-- START OF INPUT --

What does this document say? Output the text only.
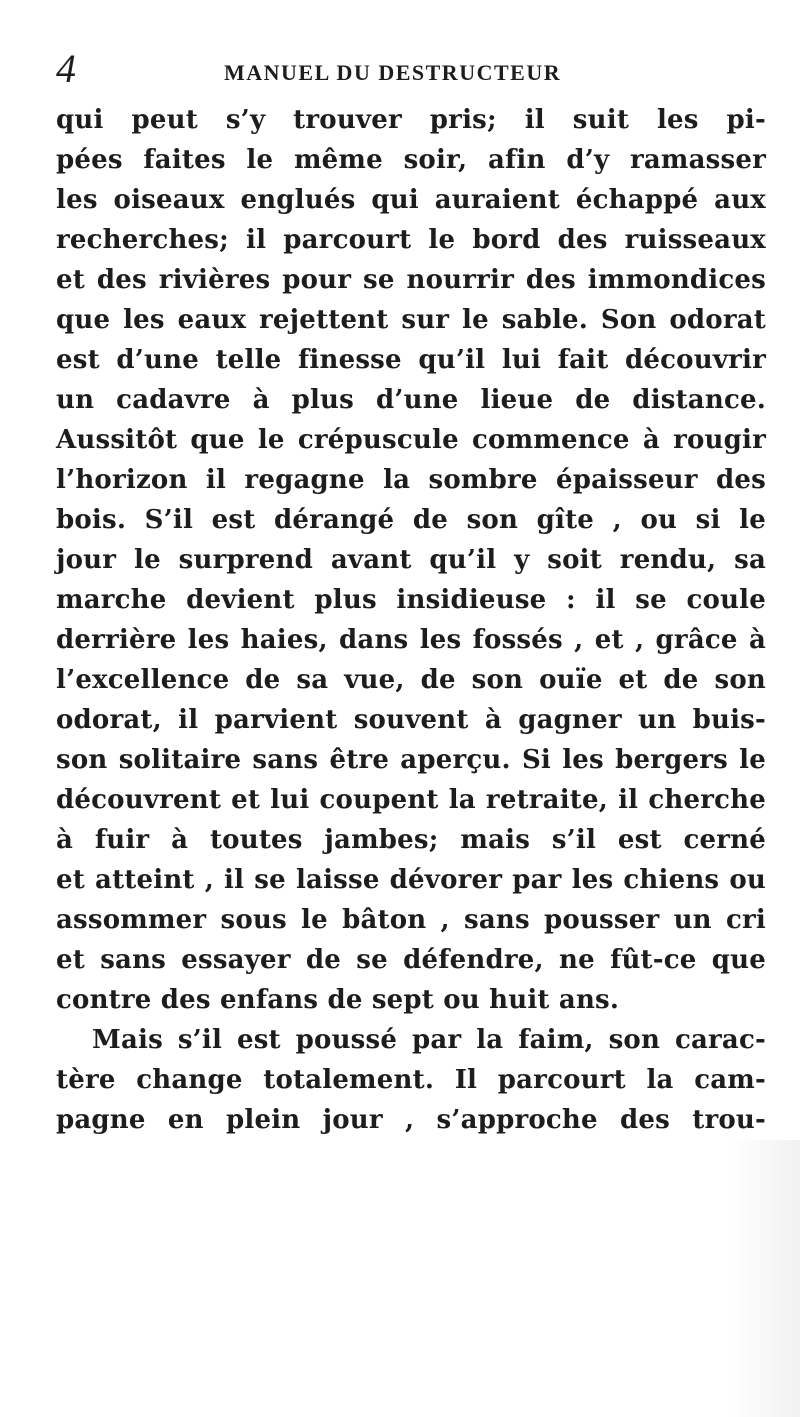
4	MANUEL DU DESTRUCTEUR
qui peut s’y trouver pris; il suit les pi-
pées faites le même soir, afin d’y ramasser
les oiseaux englués qui auraient échappé aux
recherches; il parcourt le bord des ruisseaux
et des rivières pour se nourrir des immondices
que les eaux rejettent sur le sable. Son odorat
est d’une telle finesse qu’il lui fait découvrir
un cadavre à plus d’une lieue de distance.
Aussitôt que le crépuscule commence à rougir
l’horizon il regagne la sombre épaisseur des
bois. S’il est dérangé de son gîte , ou si le
jour le surprend avant qu’il y soit rendu, sa
marche devient plus insidieuse : il se coule
derrière les haies, dans les fossés , et , grâce à
l’excellence de sa vue, de son ouïe et de son
odorat, il parvient souvent à gagner un buis-
son solitaire sans être aperçu. Si les bergers le
découvrent et lui coupent la retraite, il cherche
à fuir à toutes jambes; mais s’il est cerné
et atteint , il se laisse dévorer par les chiens ou
assommer sous le bâton , sans pousser un cri
et sans essayer de se défendre, ne fût-ce que
contre des enfans de sept ou huit ans.
Mais s’il est poussé par la faim, son carac-
tère change totalement. Il parcourt la cam-
pagne en plein jour , s’approche des trou-
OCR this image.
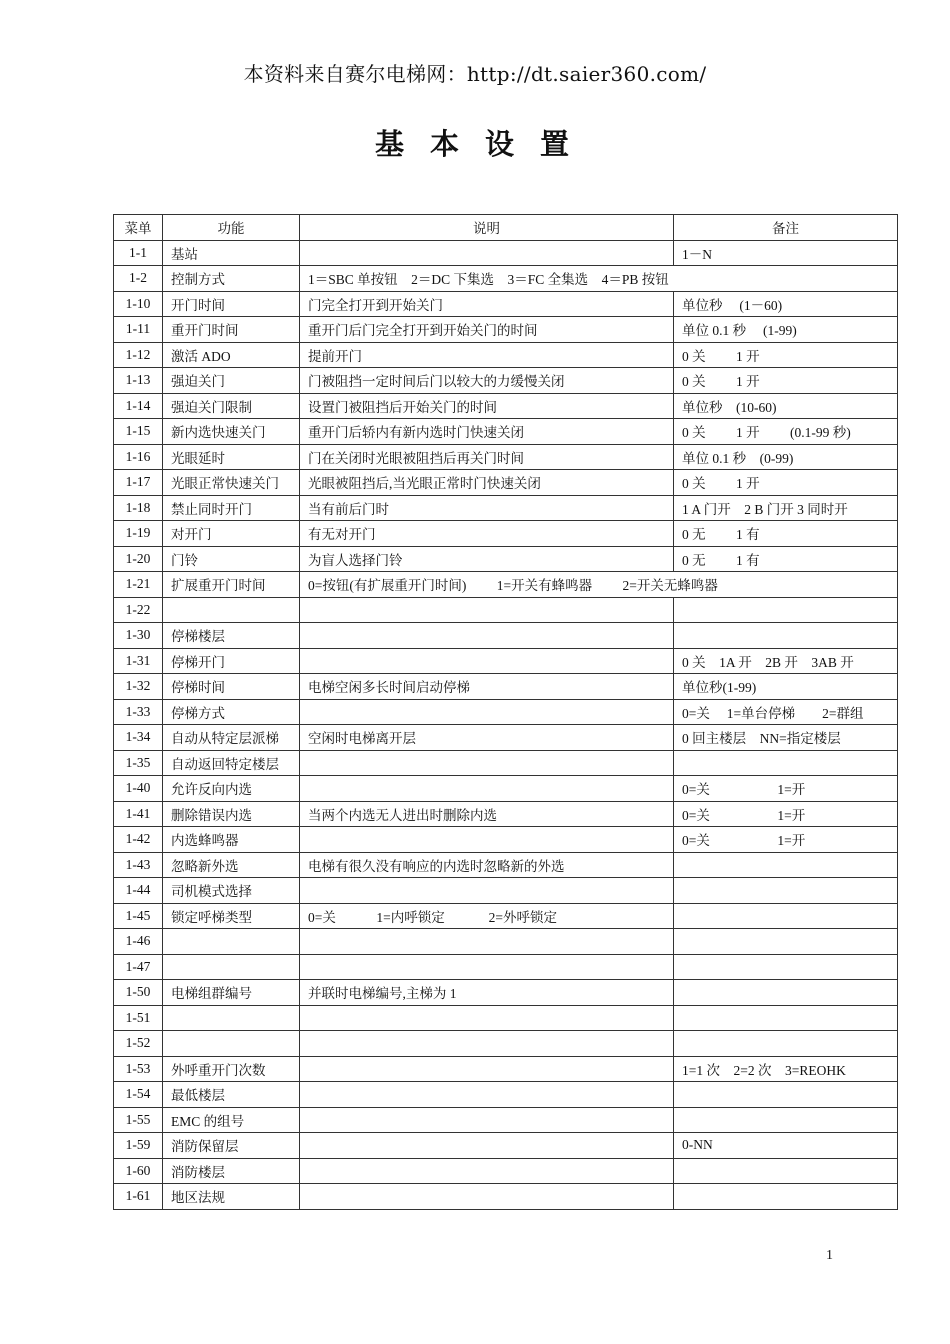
本资料来自赛尔电梯网：http://dt.saier360.com/
基本设置
菜单	功能	说明	备注
1-1	基站		1－N
1-2	控制方式	1＝SBC 单按钮　2＝DC 下集选　3＝FC 全集选　4＝PB 按钮	
1-10	开门时间	门完全打开到开始关门	单位秒　 (1－60)
1-11	重开门时间	重开门后门完全打开到开始关门的时间	单位 0.1 秒　 (1-99)
1-12	激活 ADO	提前开门	0 关　　 1 开
1-13	强迫关门	门被阻挡一定时间后门以较大的力缓慢关闭	0 关　　 1 开
1-14	强迫关门限制	设置门被阻挡后开始关门的时间	单位秒　(10-60)
1-15	新内选快速关门	重开门后轿内有新内选时门快速关闭	0 关　　 1 开　　 (0.1-99 秒)
1-16	光眼延时	门在关闭时光眼被阻挡后再关门时间	单位 0.1 秒　(0-99)
1-17	光眼正常快速关门	光眼被阻挡后,当光眼正常时门快速关闭	0 关　　 1 开
1-18	禁止同时开门	当有前后门时	1 A 门开　2 B 门开 3 同时开
1-19	对开门	有无对开门	0 无　　 1 有
1-20	门铃	为盲人选择门铃	0 无　　 1 有
1-21	扩展重开门时间	0=按钮(有扩展重开门时间)　　 1=开关有蜂鸣器　　 2=开关无蜂鸣器	
1-22			
1-30	停梯楼层		
1-31	停梯开门		0 关　1A 开　2B 开　3AB 开
1-32	停梯时间	电梯空闲多长时间启动停梯	单位秒(1-99)
1-33	停梯方式		0=关　 1=单台停梯　　2=群组
1-34	自动从特定层派梯	空闲时电梯离开层	0 回主楼层　NN=指定楼层
1-35	自动返回特定楼层		
1-40	允许反向内选		0=关　　　　　1=开
1-41	删除错误内选	当两个内选无人进出时删除内选	0=关　　　　　1=开
1-42	内选蜂鸣器		0=关　　　　　1=开
1-43	忽略新外选	电梯有很久没有响应的内选时忽略新的外选	
1-44	司机模式选择		
1-45	锁定呼梯类型	0=关　　　1=内呼锁定　　　 2=外呼锁定	
1-46			
1-47			
1-50	电梯组群编号	并联时电梯编号,主梯为 1	
1-51			
1-52			
1-53	外呼重开门次数		1=1 次　2=2 次　3=REOHK
1-54	最低楼层		
1-55	EMC 的组号		
1-59	消防保留层		0-NN
1-60	消防楼层		
1-61	地区法规		
1
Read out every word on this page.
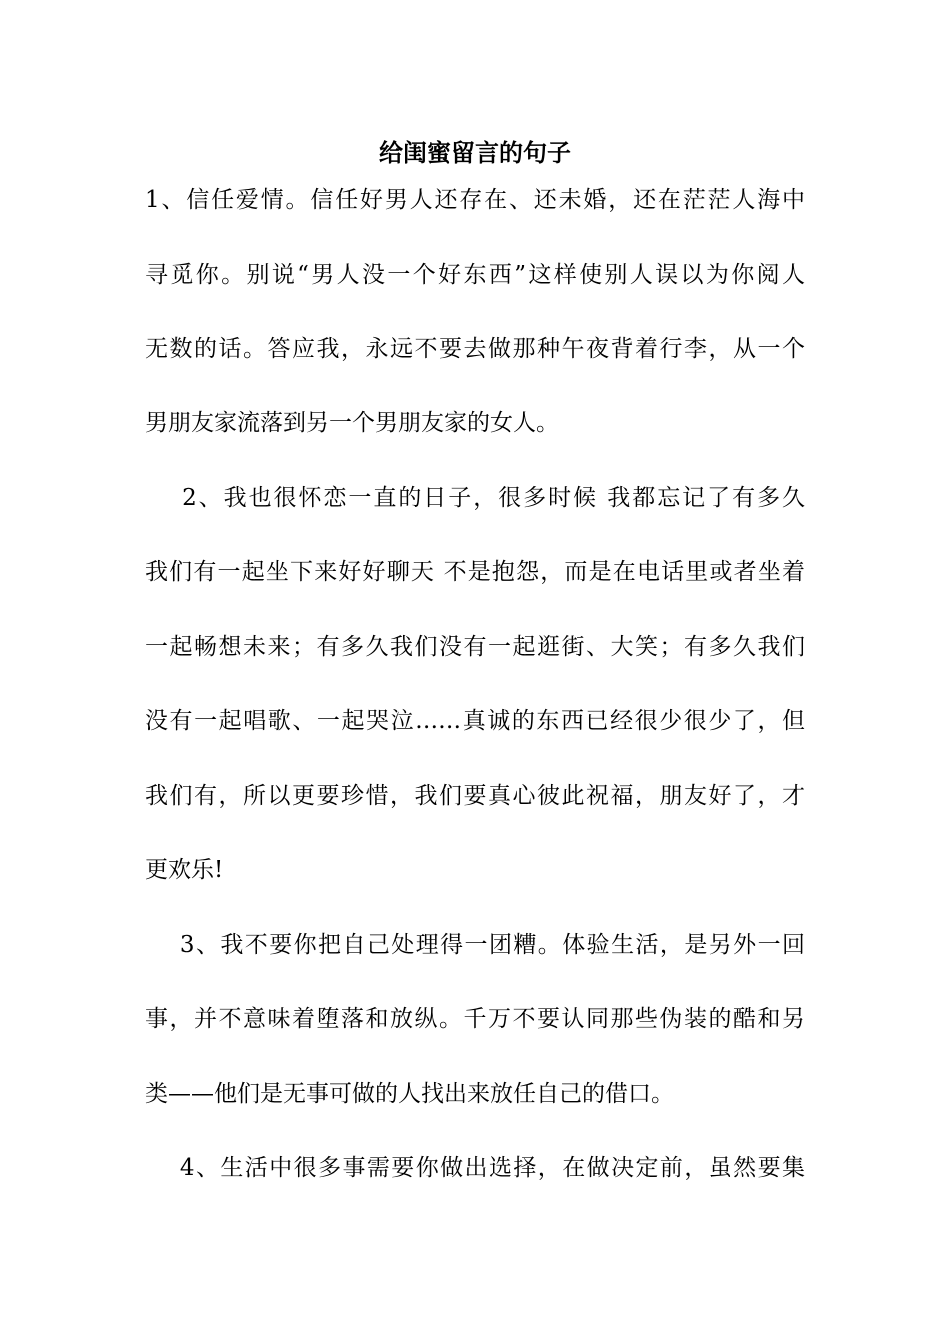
给闺蜜留言的句子
1、信任爱情。信任好男人还存在、还未婚，还在茫茫人海中
寻觅你。别说“男人没一个好东西”这样使别人误以为你阅人
无数的话。答应我，永远不要去做那种午夜背着行李，从一个
男朋友家流落到另一个男朋友家的女人。
2、我也很怀恋一直的日子，很多时候 我都忘记了有多久
我们有一起坐下来好好聊天 不是抱怨，而是在电话里或者坐着
一起畅想未来；有多久我们没有一起逛街、大笑；有多久我们
没有一起唱歌、一起哭泣……真诚的东西已经很少很少了，但
我们有，所以更要珍惜，我们要真心彼此祝福，朋友好了，才
更欢乐!
3、我不要你把自己处理得一团糟。体验生活，是另外一回
事，并不意味着堕落和放纵。千万不要认同那些伪装的酷和另
类——他们是无事可做的人找出来放任自己的借口。
4、生活中很多事需要你做出选择，在做决定前，虽然要集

-- END OF INPUT --

Copy out every line of the listing that includes the string "sans".

son solitaire sans être aperçu. Si les bergers le
assommer sous le bâton , sans pousser un cri
et sans essayer de se défendre, ne fût-ce que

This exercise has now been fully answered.